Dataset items
%%

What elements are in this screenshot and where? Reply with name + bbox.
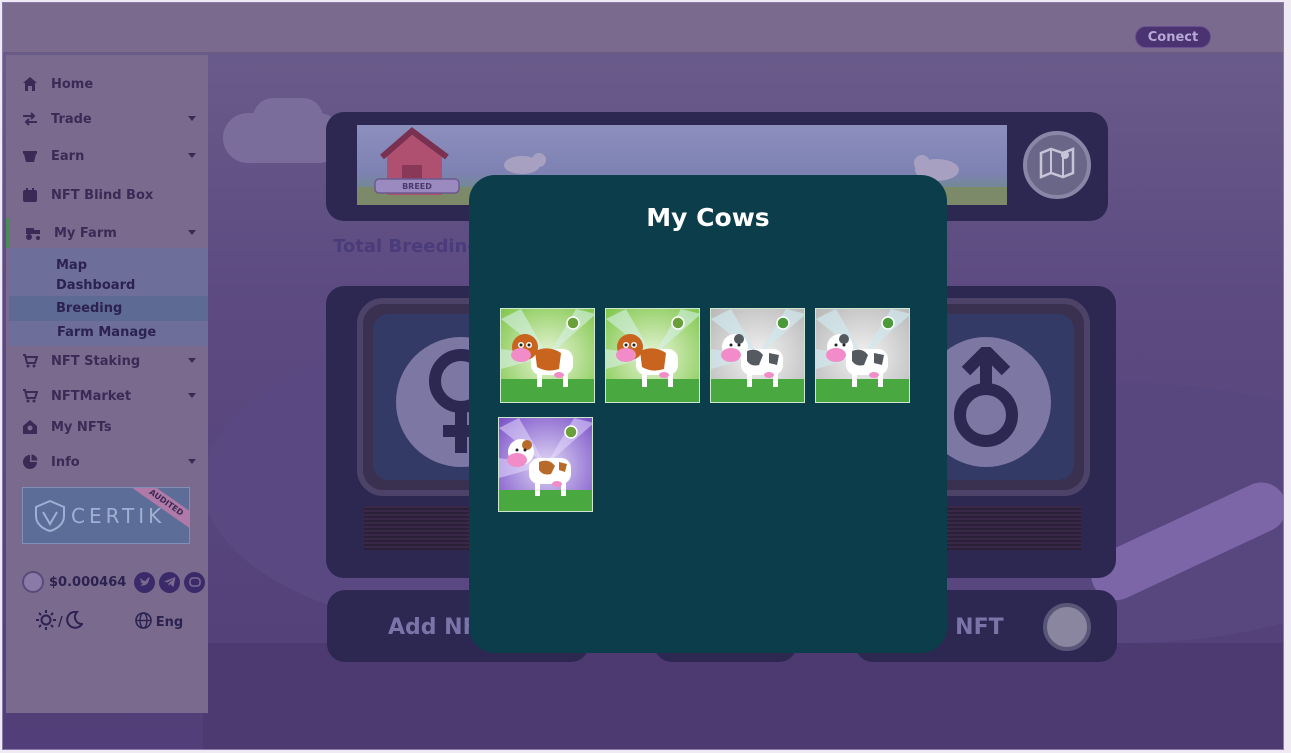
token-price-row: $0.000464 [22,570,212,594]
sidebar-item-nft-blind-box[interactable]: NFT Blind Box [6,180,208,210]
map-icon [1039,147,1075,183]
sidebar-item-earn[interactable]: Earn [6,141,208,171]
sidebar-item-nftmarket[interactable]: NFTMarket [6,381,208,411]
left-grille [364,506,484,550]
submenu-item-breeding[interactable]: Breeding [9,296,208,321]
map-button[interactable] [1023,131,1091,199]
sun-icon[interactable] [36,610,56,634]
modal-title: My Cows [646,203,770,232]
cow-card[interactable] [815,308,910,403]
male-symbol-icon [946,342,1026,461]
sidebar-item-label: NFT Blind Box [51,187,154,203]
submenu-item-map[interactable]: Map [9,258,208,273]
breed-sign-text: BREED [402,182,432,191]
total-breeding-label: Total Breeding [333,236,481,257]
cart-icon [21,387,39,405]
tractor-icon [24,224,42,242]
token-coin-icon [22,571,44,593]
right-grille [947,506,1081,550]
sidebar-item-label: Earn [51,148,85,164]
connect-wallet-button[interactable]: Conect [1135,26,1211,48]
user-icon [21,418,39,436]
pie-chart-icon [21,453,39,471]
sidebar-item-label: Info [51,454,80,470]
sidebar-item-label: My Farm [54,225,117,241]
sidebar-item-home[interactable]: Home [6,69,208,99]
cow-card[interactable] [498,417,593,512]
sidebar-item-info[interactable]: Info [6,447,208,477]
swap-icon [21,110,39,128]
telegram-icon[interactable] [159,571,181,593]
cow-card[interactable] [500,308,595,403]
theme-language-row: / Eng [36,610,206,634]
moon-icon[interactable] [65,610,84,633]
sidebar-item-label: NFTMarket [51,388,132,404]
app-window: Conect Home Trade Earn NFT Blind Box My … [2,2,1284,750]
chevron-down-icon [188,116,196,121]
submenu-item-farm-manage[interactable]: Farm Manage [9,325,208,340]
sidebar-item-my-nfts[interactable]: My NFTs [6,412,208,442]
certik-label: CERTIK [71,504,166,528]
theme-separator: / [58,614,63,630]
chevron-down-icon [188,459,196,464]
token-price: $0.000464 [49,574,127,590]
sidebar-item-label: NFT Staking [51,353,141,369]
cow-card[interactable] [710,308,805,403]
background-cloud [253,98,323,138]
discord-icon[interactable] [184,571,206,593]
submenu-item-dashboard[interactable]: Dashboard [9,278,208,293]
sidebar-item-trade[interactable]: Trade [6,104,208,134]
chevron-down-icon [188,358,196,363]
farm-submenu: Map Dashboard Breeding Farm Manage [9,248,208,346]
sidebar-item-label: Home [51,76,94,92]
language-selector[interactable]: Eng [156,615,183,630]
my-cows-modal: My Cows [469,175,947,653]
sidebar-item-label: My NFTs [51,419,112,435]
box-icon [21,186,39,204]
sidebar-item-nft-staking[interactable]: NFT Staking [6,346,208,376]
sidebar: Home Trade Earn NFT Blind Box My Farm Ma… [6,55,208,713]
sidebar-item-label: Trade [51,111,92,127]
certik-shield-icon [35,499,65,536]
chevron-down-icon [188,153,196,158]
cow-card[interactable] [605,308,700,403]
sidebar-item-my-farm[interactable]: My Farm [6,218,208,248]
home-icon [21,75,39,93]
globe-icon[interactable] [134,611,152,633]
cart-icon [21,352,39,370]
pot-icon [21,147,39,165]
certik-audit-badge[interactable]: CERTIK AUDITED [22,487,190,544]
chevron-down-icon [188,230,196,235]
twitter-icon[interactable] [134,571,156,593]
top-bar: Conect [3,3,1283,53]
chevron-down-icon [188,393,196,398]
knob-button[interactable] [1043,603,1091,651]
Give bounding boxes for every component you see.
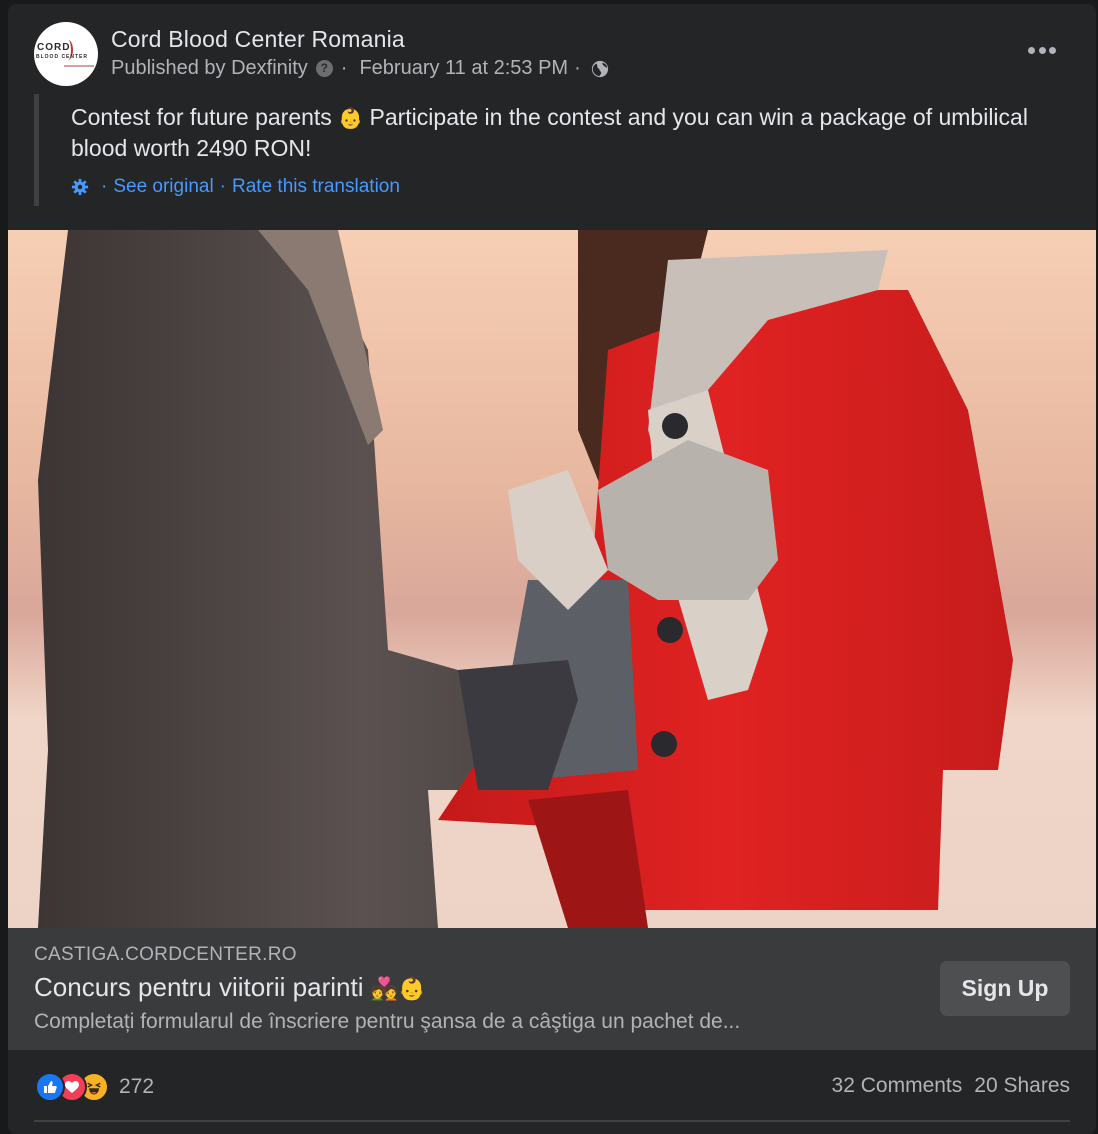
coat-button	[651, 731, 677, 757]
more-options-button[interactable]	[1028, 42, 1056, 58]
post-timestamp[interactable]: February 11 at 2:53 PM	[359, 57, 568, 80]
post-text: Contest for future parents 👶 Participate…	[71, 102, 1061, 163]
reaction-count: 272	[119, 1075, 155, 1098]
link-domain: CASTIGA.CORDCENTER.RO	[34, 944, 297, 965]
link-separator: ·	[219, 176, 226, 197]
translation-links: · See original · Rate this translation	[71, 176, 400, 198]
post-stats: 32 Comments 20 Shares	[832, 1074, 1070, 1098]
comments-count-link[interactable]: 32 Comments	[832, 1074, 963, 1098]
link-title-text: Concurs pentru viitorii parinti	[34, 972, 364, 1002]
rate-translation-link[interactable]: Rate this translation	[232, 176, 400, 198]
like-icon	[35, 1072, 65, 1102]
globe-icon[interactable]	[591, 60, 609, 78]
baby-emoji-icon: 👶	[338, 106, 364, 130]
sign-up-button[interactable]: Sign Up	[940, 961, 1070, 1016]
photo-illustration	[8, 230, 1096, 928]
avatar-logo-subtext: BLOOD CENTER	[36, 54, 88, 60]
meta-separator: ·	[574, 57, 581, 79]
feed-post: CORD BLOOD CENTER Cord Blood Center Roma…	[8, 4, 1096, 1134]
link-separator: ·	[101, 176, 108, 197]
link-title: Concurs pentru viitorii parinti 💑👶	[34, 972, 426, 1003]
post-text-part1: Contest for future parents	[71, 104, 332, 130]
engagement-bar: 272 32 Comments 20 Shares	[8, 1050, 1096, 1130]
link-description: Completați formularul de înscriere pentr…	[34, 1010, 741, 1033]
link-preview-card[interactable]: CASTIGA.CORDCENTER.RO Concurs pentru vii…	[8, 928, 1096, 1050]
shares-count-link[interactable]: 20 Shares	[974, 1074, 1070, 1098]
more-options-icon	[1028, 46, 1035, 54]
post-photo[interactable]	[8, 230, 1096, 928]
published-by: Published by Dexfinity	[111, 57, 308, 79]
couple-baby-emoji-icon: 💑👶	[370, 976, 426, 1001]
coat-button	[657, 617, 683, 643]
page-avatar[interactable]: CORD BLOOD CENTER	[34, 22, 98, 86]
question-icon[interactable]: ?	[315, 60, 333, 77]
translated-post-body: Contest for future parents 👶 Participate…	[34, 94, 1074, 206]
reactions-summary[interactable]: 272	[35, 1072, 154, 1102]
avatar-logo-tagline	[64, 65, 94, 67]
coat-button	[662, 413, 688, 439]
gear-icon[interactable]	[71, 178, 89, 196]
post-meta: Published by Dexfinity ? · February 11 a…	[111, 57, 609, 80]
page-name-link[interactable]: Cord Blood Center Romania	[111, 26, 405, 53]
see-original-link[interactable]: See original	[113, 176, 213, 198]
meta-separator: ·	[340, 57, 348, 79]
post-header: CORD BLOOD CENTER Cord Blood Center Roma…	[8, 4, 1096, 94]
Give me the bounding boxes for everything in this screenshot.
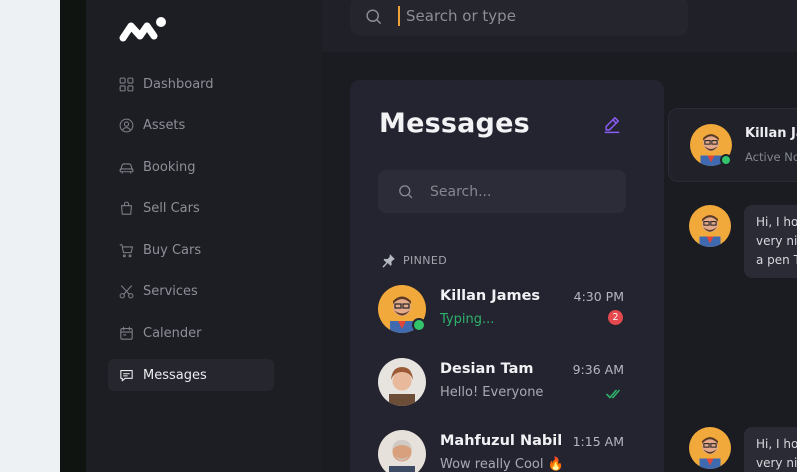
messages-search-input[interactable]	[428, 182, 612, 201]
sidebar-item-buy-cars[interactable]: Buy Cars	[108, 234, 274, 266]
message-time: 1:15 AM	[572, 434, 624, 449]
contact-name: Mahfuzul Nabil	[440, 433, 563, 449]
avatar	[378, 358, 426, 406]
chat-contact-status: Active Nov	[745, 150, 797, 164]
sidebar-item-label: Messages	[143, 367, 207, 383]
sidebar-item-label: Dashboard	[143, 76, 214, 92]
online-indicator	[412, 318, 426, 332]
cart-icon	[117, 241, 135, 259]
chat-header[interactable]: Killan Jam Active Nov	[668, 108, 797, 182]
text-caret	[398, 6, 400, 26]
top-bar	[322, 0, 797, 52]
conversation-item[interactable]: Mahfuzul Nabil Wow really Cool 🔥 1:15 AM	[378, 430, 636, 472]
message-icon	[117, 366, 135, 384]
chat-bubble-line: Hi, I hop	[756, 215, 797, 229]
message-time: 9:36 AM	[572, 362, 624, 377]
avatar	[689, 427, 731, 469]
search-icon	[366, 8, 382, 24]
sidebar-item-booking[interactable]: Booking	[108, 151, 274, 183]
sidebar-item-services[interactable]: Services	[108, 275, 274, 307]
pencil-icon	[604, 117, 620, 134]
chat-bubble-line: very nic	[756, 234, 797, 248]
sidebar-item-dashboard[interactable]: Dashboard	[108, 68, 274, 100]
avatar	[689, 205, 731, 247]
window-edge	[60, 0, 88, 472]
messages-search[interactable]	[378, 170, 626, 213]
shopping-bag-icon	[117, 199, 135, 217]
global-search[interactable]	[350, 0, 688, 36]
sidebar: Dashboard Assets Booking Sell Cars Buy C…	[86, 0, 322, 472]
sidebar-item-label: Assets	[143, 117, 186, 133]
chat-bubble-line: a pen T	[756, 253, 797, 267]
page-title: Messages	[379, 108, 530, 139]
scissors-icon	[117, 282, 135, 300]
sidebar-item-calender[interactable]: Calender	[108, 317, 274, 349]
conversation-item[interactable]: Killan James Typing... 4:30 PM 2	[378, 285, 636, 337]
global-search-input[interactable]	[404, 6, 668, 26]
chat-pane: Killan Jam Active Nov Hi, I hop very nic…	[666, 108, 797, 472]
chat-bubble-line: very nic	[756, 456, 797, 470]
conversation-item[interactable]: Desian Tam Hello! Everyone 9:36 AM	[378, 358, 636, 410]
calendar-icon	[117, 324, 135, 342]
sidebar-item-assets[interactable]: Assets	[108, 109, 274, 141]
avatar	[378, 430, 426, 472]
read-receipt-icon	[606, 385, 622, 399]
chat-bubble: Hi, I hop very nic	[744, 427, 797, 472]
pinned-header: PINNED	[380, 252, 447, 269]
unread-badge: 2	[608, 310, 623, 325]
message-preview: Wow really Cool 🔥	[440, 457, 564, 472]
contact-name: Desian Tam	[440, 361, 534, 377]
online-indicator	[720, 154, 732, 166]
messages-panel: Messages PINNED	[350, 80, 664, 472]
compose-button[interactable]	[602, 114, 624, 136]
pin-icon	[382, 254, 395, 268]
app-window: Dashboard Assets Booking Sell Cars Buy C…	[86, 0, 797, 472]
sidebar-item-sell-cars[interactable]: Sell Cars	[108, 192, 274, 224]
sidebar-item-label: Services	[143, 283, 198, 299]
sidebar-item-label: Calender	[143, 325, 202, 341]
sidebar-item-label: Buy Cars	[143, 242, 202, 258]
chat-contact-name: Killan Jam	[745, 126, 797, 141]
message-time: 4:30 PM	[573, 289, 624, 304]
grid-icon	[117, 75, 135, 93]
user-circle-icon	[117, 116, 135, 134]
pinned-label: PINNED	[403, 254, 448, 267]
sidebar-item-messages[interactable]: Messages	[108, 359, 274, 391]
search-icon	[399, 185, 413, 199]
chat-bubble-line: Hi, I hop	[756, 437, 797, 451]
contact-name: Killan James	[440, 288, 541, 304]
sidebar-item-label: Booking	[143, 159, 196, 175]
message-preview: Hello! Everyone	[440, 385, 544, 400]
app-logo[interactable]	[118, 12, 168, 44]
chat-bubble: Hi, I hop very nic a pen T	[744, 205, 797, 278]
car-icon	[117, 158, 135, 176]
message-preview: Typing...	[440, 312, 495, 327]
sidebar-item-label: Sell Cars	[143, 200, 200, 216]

%%

• **Set exercise**: Arrange the listing, from the line containing "731, 677, 757]" down to the line containing "link-description: Completați formularul" (both included), as a Markdown table with the columns Row and Listing line. Number the rows, and leave out any blank lines.

• **Reply**:
| Row | Listing line |
|---|---|
| 1 | coat-button	[651, 731, 677, 757] |
| 2 | more-options-button[interactable]	[1028, 42, 1056, 58] |
| 3 | post-timestamp[interactable]: February 11 at 2:53 PM	[359, 57, 568, 80] |
| 4 | post-text: Contest for future parents 👶 Participate…	[71, 102, 1061, 163] |
| 5 | reaction-count: 272	[119, 1075, 155, 1098] |
| 6 | link-domain: CASTIGA.CORDCENTER.RO	[34, 944, 297, 965] |
| 7 | link-separator: ·	[219, 176, 226, 197] |
| 8 | translation-links: · See original · Rate this translation	[71, 176, 400, 198] |
| 9 | post-stats: 32 Comments 20 Shares	[832, 1074, 1070, 1098] |
| 10 | comments-count-link[interactable]: 32 Comments	[832, 1074, 963, 1098] |
| 11 | link-title-text: Concurs pentru viitorii parinti	[34, 972, 364, 1002] |
| 12 | rate-translation-link[interactable]: Rate this translation	[232, 176, 400, 198] |
| 13 | like-icon	[35, 1072, 65, 1102] |
| 14 | globe-icon[interactable]	[591, 60, 609, 78] |
| 15 | baby-emoji-icon: 👶	[338, 106, 364, 130] |
| 16 | sign-up-button[interactable]: Sign Up	[940, 961, 1070, 1016] |
| 17 | photo-illustration	[8, 230, 1096, 928] |
| 18 | avatar-logo-subtext: BLOOD CENTER	[36, 54, 88, 60] |
| 19 | meta-separator: ·	[574, 57, 581, 79] |
| 20 | feed-post: CORD BLOOD CENTER Cord Blood Center Roma…	[8, 4, 1096, 1134] |
| 21 | link-separator: ·	[101, 176, 108, 197] |
| 22 | link-title: Concurs pentru viitorii parinti 💑👶	[34, 972, 426, 1003] |
| 23 | post-text-part1: Contest for future parents	[71, 104, 332, 130] |
| 24 | engagement-bar: 272 32 Comments 20 Shares	[8, 1050, 1096, 1130] |
| 25 | link-description: Completați formularul de înscriere pentr…	[34, 1010, 741, 1033] |